* _Given problem_
Write out the listing below again, precisely as it is given.
--- begin Supplied records ---
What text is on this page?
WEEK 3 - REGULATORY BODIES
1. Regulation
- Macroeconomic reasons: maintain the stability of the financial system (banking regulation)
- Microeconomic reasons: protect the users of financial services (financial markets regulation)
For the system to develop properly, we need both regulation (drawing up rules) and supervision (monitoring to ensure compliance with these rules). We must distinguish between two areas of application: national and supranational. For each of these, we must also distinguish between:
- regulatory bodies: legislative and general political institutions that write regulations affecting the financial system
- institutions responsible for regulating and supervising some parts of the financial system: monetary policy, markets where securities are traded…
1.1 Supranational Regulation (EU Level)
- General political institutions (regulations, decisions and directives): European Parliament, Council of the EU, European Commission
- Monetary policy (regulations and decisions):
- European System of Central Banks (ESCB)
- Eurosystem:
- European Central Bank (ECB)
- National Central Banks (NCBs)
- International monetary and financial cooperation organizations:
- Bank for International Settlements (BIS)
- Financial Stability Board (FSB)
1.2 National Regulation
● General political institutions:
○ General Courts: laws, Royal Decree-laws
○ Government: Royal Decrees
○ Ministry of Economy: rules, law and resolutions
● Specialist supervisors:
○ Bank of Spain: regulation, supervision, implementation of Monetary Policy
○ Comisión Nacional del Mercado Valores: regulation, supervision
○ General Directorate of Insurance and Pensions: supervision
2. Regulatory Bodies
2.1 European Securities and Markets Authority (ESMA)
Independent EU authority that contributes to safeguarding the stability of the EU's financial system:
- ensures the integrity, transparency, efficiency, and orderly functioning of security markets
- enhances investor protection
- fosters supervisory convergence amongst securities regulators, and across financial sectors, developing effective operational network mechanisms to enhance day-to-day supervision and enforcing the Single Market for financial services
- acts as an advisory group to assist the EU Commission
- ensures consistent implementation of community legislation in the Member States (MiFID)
--- end Supplied records ---
* _Written answer_
What text is on this page?
WEEK 3 - REGULATORY BODIES
1. Regulation
- Macroeconomic reasons: maintain the stability of the financial system (banking regulation)
- Microeconomic reasons: protect the users of financial services (financial markets regulation)
For the system to develop properly, we need both regulation (drawing up rules) and supervision (monitoring to ensure compliance with these rules). We must distinguish between two areas of application: national and supranational. For each of these, we must also distinguish between:
- regulatory bodies: legislative and general political institutions that write regulations affecting the financial system
- institutions responsible for regulating and supervising some parts of the financial system: monetary policy, markets where securities are traded…
1.1 Supranational Regulation (EU Level)
- General political institutions (regulations, decisions and directives): European Parliament, Council of the EU, European Commission
- Monetary policy (regulations and decisions):
- European System of Central Banks (ESCB)
- Eurosystem:
- European Central Bank (ECB)
- National Central Banks (NCBs)
- International monetary and financial cooperation organizations:
- Bank for International Settlements (BIS)
- Financial Stability Board (FSB)
1.2 National Regulation
● General political institutions:
○ General Courts: laws, Royal Decree-laws
○ Government: Royal Decrees
○ Ministry of Economy: rules, law and resolutions
● Specialist supervisors:
○ Bank of Spain: regulation, supervision, implementation of Monetary Policy
○ Comisión Nacional del Mercado Valores: regulation, supervision
○ General Directorate of Insurance and Pensions: supervision
2. Regulatory Bodies
2.1 European Securities and Markets Authority (ESMA)
Independent EU authority that contributes to safeguarding the stability of the EU's financial system:
- ensures the integrity, transparency, efficiency, and orderly functioning of security markets
- enhances investor protection
- fosters supervisory convergence amongst securities regulators, and across financial sectors, developing effective operational network mechanisms to enhance day-to-day supervision and enforcing the Single Market for financial services
- acts as an advisory group to assist the EU Commission
- ensures consistent implementation of community legislation in the Member States (MiFID)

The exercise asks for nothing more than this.